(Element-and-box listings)
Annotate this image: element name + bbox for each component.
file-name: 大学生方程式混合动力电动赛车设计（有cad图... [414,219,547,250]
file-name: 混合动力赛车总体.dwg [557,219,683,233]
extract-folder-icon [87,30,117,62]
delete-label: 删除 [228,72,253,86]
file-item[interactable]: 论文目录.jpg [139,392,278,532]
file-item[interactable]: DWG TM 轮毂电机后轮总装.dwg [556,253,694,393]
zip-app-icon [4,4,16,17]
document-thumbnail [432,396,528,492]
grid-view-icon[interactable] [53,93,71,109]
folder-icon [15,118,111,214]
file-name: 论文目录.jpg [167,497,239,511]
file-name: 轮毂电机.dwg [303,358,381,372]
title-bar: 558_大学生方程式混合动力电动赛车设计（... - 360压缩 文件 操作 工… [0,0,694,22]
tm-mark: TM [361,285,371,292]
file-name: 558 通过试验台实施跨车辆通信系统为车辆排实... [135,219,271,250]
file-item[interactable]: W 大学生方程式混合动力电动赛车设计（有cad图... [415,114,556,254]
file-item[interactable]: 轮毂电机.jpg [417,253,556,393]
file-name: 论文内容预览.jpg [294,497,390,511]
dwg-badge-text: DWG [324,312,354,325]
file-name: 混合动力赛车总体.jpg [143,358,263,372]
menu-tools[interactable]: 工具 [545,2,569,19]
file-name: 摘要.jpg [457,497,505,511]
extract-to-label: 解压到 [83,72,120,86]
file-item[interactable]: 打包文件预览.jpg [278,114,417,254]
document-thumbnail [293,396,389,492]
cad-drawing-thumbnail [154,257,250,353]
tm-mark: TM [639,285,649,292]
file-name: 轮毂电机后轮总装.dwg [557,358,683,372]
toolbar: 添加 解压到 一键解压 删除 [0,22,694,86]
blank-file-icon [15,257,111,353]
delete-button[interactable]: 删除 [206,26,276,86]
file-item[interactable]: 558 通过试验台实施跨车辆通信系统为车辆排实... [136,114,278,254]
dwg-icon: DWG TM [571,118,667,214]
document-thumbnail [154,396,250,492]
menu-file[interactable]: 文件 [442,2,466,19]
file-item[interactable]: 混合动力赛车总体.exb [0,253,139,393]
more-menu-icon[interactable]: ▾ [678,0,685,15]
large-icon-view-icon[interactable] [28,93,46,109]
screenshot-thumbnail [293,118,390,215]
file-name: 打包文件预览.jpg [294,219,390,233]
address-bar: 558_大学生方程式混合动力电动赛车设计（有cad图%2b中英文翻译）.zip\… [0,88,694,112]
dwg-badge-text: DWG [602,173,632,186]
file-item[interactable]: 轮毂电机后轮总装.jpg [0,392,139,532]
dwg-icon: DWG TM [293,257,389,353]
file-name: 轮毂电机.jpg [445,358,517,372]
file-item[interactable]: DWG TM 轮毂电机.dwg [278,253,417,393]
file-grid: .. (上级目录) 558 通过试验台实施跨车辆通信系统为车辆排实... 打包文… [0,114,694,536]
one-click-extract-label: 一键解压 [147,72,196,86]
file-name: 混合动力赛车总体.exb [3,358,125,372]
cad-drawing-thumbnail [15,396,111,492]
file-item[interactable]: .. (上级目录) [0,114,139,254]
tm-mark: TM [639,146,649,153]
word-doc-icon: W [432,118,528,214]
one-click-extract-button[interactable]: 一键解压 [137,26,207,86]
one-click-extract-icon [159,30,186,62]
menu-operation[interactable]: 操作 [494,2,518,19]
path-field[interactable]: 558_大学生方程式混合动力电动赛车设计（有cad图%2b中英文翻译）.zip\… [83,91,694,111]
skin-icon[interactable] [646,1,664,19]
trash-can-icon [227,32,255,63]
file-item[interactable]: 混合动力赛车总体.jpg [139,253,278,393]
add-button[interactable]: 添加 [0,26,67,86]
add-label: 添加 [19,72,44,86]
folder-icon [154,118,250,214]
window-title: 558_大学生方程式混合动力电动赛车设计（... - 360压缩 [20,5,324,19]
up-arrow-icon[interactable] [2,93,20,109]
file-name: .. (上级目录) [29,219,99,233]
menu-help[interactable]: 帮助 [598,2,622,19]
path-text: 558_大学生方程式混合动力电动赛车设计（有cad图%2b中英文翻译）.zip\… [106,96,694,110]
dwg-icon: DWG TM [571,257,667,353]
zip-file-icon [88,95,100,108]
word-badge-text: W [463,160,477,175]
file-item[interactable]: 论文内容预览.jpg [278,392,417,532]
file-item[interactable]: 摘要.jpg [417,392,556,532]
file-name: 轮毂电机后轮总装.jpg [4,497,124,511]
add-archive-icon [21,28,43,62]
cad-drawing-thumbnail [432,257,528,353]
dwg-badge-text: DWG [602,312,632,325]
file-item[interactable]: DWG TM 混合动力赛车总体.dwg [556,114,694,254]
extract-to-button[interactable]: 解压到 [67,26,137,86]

Brief:
Copy every line of the records above word for word, leaving nothing out and changing nothing.

Expected answer:
Annotate this image: element name + bbox for each component.
file-name: 大学生方程式混合动力电动赛车设计（有cad图... [414,219,547,250]
file-name: 混合动力赛车总体.dwg [557,219,683,233]
extract-folder-icon [87,30,117,62]
delete-label: 删除 [228,72,253,86]
file-item[interactable]: 论文目录.jpg [139,392,278,532]
file-item[interactable]: DWG TM 轮毂电机后轮总装.dwg [556,253,694,393]
zip-app-icon [4,4,16,17]
document-thumbnail [432,396,528,492]
grid-view-icon[interactable] [53,93,71,109]
folder-icon [15,118,111,214]
file-name: 论文目录.jpg [167,497,239,511]
file-name: 轮毂电机.dwg [303,358,381,372]
title-bar: 558_大学生方程式混合动力电动赛车设计（... - 360压缩 文件 操作 工… [0,0,694,22]
tm-mark: TM [361,285,371,292]
file-name: 558 通过试验台实施跨车辆通信系统为车辆排实... [135,219,271,250]
file-item[interactable]: W 大学生方程式混合动力电动赛车设计（有cad图... [415,114,556,254]
file-item[interactable]: 轮毂电机.jpg [417,253,556,393]
file-name: 论文内容预览.jpg [294,497,390,511]
dwg-badge-text: DWG [324,312,354,325]
file-name: 混合动力赛车总体.jpg [143,358,263,372]
menu-tools[interactable]: 工具 [545,2,569,19]
file-name: 摘要.jpg [457,497,505,511]
extract-to-label: 解压到 [83,72,120,86]
file-item[interactable]: 打包文件预览.jpg [278,114,417,254]
document-thumbnail [293,396,389,492]
cad-drawing-thumbnail [154,257,250,353]
tm-mark: TM [639,285,649,292]
file-name: 轮毂电机后轮总装.dwg [557,358,683,372]
toolbar: 添加 解压到 一键解压 删除 [0,22,694,86]
blank-file-icon [15,257,111,353]
delete-button[interactable]: 删除 [206,26,276,86]
file-item[interactable]: 558 通过试验台实施跨车辆通信系统为车辆排实... [136,114,278,254]
dwg-icon: DWG TM [571,118,667,214]
document-thumbnail [154,396,250,492]
menu-file[interactable]: 文件 [442,2,466,19]
file-item[interactable]: 混合动力赛车总体.exb [0,253,139,393]
more-menu-icon[interactable]: ▾ [678,0,685,15]
large-icon-view-icon[interactable] [28,93,46,109]
screenshot-thumbnail [293,118,390,215]
file-name: 打包文件预览.jpg [294,219,390,233]
address-bar: 558_大学生方程式混合动力电动赛车设计（有cad图%2b中英文翻译）.zip\… [0,88,694,112]
dwg-badge-text: DWG [602,173,632,186]
file-item[interactable]: 轮毂电机后轮总装.jpg [0,392,139,532]
dwg-icon: DWG TM [293,257,389,353]
file-name: 轮毂电机.jpg [445,358,517,372]
file-item[interactable]: DWG TM 轮毂电机.dwg [278,253,417,393]
file-grid: .. (上级目录) 558 通过试验台实施跨车辆通信系统为车辆排实... 打包文… [0,114,694,536]
one-click-extract-label: 一键解压 [147,72,196,86]
file-name: 混合动力赛车总体.exb [3,358,125,372]
cad-drawing-thumbnail [15,396,111,492]
file-item[interactable]: .. (上级目录) [0,114,139,254]
tm-mark: TM [639,146,649,153]
word-doc-icon: W [432,118,528,214]
one-click-extract-button[interactable]: 一键解压 [137,26,207,86]
one-click-extract-icon [159,30,186,62]
menu-operation[interactable]: 操作 [494,2,518,19]
path-field[interactable]: 558_大学生方程式混合动力电动赛车设计（有cad图%2b中英文翻译）.zip\… [83,91,694,111]
skin-icon[interactable] [646,1,664,19]
trash-can-icon [227,32,255,63]
file-item[interactable]: 混合动力赛车总体.jpg [139,253,278,393]
add-button[interactable]: 添加 [0,26,67,86]
add-label: 添加 [19,72,44,86]
folder-icon [154,118,250,214]
window-title: 558_大学生方程式混合动力电动赛车设计（... - 360压缩 [20,5,324,19]
up-arrow-icon[interactable] [2,93,20,109]
file-name: .. (上级目录) [29,219,99,233]
menu-help[interactable]: 帮助 [598,2,622,19]
path-text: 558_大学生方程式混合动力电动赛车设计（有cad图%2b中英文翻译）.zip\… [106,96,694,110]
dwg-icon: DWG TM [571,257,667,353]
zip-file-icon [88,95,100,108]
word-badge-text: W [463,160,477,175]
file-item[interactable]: 论文内容预览.jpg [278,392,417,532]
file-item[interactable]: 摘要.jpg [417,392,556,532]
file-name: 轮毂电机后轮总装.jpg [4,497,124,511]
add-archive-icon [21,28,43,62]
cad-drawing-thumbnail [432,257,528,353]
dwg-badge-text: DWG [602,312,632,325]
file-item[interactable]: DWG TM 混合动力赛车总体.dwg [556,114,694,254]
extract-to-button[interactable]: 解压到 [67,26,137,86]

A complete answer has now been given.